▸ **Exercise materials**:
============================================================

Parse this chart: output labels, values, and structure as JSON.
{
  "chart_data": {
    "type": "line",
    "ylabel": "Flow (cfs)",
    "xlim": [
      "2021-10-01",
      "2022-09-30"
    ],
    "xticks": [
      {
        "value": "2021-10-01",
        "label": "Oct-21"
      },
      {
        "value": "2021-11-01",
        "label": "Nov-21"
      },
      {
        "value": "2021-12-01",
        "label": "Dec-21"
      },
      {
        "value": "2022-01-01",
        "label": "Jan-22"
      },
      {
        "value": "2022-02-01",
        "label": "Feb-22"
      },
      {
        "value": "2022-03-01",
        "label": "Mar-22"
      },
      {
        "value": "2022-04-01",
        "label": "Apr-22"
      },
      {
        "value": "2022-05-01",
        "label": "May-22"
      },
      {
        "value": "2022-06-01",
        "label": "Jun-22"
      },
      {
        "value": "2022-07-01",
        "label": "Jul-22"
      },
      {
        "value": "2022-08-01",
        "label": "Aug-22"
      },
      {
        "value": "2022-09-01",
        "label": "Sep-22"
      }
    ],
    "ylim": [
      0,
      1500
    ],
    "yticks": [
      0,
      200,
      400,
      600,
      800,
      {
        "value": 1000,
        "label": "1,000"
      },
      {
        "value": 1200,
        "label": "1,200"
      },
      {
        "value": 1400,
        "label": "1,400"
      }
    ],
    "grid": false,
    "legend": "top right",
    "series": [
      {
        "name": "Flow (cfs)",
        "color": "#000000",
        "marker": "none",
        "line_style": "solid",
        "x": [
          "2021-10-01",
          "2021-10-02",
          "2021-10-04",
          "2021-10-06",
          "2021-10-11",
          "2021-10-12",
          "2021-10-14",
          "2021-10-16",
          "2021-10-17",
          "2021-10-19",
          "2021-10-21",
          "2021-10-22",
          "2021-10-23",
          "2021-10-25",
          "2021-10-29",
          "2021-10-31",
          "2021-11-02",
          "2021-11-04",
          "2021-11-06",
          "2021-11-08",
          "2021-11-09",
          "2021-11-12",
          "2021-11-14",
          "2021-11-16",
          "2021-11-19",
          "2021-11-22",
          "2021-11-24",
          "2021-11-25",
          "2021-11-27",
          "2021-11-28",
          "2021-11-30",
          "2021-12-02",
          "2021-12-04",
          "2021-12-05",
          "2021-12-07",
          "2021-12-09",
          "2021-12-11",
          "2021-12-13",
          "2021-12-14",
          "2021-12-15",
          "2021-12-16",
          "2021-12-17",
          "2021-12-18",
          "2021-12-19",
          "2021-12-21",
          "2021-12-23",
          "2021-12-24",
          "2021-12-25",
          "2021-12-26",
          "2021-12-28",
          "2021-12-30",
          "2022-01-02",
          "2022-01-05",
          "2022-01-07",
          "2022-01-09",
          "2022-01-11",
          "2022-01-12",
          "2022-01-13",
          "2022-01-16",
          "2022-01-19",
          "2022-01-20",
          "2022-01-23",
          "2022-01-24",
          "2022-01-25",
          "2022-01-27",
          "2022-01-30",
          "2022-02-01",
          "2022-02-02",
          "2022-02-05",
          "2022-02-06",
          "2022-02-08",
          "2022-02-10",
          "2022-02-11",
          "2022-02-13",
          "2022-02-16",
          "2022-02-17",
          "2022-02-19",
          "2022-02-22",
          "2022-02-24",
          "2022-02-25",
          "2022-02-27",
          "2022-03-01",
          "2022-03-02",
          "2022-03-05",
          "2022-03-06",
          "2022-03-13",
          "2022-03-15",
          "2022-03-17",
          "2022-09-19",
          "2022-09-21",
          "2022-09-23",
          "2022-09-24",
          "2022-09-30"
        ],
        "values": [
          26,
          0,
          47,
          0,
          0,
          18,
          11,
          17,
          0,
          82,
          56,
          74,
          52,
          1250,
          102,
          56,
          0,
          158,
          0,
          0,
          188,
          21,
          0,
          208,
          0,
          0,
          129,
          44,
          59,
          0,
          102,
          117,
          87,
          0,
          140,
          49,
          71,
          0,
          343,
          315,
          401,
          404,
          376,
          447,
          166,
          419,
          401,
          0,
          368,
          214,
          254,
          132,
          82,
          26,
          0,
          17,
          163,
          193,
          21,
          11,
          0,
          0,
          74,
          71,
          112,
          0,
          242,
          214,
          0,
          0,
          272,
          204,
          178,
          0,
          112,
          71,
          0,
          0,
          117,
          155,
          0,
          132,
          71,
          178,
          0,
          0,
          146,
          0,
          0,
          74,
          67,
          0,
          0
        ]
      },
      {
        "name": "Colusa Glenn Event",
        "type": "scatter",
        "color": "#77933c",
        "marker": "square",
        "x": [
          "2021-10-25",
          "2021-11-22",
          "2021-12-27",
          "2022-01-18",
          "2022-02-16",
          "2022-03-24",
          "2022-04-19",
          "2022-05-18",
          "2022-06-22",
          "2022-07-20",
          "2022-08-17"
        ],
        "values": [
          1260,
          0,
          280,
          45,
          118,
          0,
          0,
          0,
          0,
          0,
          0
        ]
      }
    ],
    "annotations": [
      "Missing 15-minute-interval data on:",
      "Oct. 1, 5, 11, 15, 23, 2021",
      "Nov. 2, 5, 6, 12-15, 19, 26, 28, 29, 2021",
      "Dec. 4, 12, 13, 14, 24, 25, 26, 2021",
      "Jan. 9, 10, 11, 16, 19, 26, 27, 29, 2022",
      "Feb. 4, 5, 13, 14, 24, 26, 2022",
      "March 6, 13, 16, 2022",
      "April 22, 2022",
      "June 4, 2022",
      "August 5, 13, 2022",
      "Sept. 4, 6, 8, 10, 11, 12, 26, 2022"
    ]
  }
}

============================================================

▸ **Exercise aim**: Scan the material above for the word "name". Copy each line where it occurs.

▸ **Task solution**:
        "name": "Flow (cfs)",
        "name": "Colusa Glenn Event",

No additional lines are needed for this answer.